Given task -
Write out each entry again. Keep every word exactly as it is.

Data supplied -
## BEGIN
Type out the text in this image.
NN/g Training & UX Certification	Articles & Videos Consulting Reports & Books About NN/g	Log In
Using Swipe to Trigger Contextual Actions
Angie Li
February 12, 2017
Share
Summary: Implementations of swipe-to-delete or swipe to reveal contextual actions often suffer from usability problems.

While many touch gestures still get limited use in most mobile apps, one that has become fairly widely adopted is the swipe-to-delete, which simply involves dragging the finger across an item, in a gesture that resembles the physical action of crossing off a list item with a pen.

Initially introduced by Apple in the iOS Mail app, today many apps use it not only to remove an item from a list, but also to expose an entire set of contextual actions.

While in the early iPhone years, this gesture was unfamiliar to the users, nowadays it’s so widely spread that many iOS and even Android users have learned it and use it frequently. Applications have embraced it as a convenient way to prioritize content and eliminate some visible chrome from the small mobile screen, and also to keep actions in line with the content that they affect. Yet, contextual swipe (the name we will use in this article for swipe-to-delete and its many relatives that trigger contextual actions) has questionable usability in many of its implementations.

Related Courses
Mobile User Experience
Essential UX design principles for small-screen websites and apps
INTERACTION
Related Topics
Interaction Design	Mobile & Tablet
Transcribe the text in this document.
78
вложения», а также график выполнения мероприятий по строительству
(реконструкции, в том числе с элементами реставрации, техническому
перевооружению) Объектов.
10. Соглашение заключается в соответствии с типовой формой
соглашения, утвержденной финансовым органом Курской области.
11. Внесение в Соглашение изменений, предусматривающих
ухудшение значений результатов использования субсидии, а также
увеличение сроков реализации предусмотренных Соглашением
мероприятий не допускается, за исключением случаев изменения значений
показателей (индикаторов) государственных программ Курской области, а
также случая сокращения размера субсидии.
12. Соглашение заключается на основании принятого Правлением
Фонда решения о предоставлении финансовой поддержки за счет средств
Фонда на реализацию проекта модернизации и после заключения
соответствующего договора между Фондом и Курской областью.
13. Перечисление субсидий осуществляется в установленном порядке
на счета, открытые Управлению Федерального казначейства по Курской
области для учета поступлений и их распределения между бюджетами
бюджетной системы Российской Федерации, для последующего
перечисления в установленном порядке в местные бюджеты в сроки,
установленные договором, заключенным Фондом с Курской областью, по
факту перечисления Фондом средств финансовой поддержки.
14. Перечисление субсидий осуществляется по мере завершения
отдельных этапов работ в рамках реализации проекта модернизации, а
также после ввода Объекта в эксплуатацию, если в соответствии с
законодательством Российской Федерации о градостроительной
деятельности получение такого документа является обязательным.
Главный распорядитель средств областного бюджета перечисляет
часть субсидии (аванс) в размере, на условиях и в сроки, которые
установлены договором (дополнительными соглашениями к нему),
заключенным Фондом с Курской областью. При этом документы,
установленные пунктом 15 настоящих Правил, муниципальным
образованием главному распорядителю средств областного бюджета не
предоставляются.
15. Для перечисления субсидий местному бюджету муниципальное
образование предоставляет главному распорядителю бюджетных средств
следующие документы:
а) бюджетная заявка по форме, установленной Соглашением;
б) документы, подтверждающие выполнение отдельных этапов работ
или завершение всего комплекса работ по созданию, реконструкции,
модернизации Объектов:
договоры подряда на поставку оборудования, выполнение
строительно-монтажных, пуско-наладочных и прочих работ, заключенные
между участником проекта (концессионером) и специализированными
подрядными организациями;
## END
Task output -
Type out the text in this image.
NN/g Training & UX Certification	Articles & Videos Consulting Reports & Books About NN/g	Log In
Using Swipe to Trigger Contextual Actions
Angie Li
February 12, 2017
Share
Summary: Implementations of swipe-to-delete or swipe to reveal contextual actions often suffer from usability problems.

While many touch gestures still get limited use in most mobile apps, one that has become fairly widely adopted is the swipe-to-delete, which simply involves dragging the finger across an item, in a gesture that resembles the physical action of crossing off a list item with a pen.

Initially introduced by Apple in the iOS Mail app, today many apps use it not only to remove an item from a list, but also to expose an entire set of contextual actions.

While in the early iPhone years, this gesture was unfamiliar to the users, nowadays it’s so widely spread that many iOS and even Android users have learned it and use it frequently. Applications have embraced it as a convenient way to prioritize content and eliminate some visible chrome from the small mobile screen, and also to keep actions in line with the content that they affect. Yet, contextual swipe (the name we will use in this article for swipe-to-delete and its many relatives that trigger contextual actions) has questionable usability in many of its implementations.

Related Courses
Mobile User Experience
Essential UX design principles for small-screen websites and apps
INTERACTION
Related Topics
Interaction Design	Mobile & Tablet
Transcribe the text in this document.
78
вложения», а также график выполнения мероприятий по строительству
(реконструкции, в том числе с элементами реставрации, техническому
перевооружению) Объектов.
10. Соглашение заключается в соответствии с типовой формой
соглашения, утвержденной финансовым органом Курской области.
11. Внесение в Соглашение изменений, предусматривающих
ухудшение значений результатов использования субсидии, а также
увеличение сроков реализации предусмотренных Соглашением
мероприятий не допускается, за исключением случаев изменения значений
показателей (индикаторов) государственных программ Курской области, а
также случая сокращения размера субсидии.
12. Соглашение заключается на основании принятого Правлением
Фонда решения о предоставлении финансовой поддержки за счет средств
Фонда на реализацию проекта модернизации и после заключения
соответствующего договора между Фондом и Курской областью.
13. Перечисление субсидий осуществляется в установленном порядке
на счета, открытые Управлению Федерального казначейства по Курской
области для учета поступлений и их распределения между бюджетами
бюджетной системы Российской Федерации, для последующего
перечисления в установленном порядке в местные бюджеты в сроки,
установленные договором, заключенным Фондом с Курской областью, по
факту перечисления Фондом средств финансовой поддержки.
14. Перечисление субсидий осуществляется по мере завершения
отдельных этапов работ в рамках реализации проекта модернизации, а
также после ввода Объекта в эксплуатацию, если в соответствии с
законодательством Российской Федерации о градостроительной
деятельности получение такого документа является обязательным.
Главный распорядитель средств областного бюджета перечисляет
часть субсидии (аванс) в размере, на условиях и в сроки, которые
установлены договором (дополнительными соглашениями к нему),
заключенным Фондом с Курской областью. При этом документы,
установленные пунктом 15 настоящих Правил, муниципальным
образованием главному распорядителю средств областного бюджета не
предоставляются.
15. Для перечисления субсидий местному бюджету муниципальное
образование предоставляет главному распорядителю бюджетных средств
следующие документы:
а) бюджетная заявка по форме, установленной Соглашением;
б) документы, подтверждающие выполнение отдельных этапов работ
или завершение всего комплекса работ по созданию, реконструкции,
модернизации Объектов:
договоры подряда на поставку оборудования, выполнение
строительно-монтажных, пуско-наладочных и прочих работ, заключенные
между участником проекта (концессионером) и специализированными
подрядными организациями;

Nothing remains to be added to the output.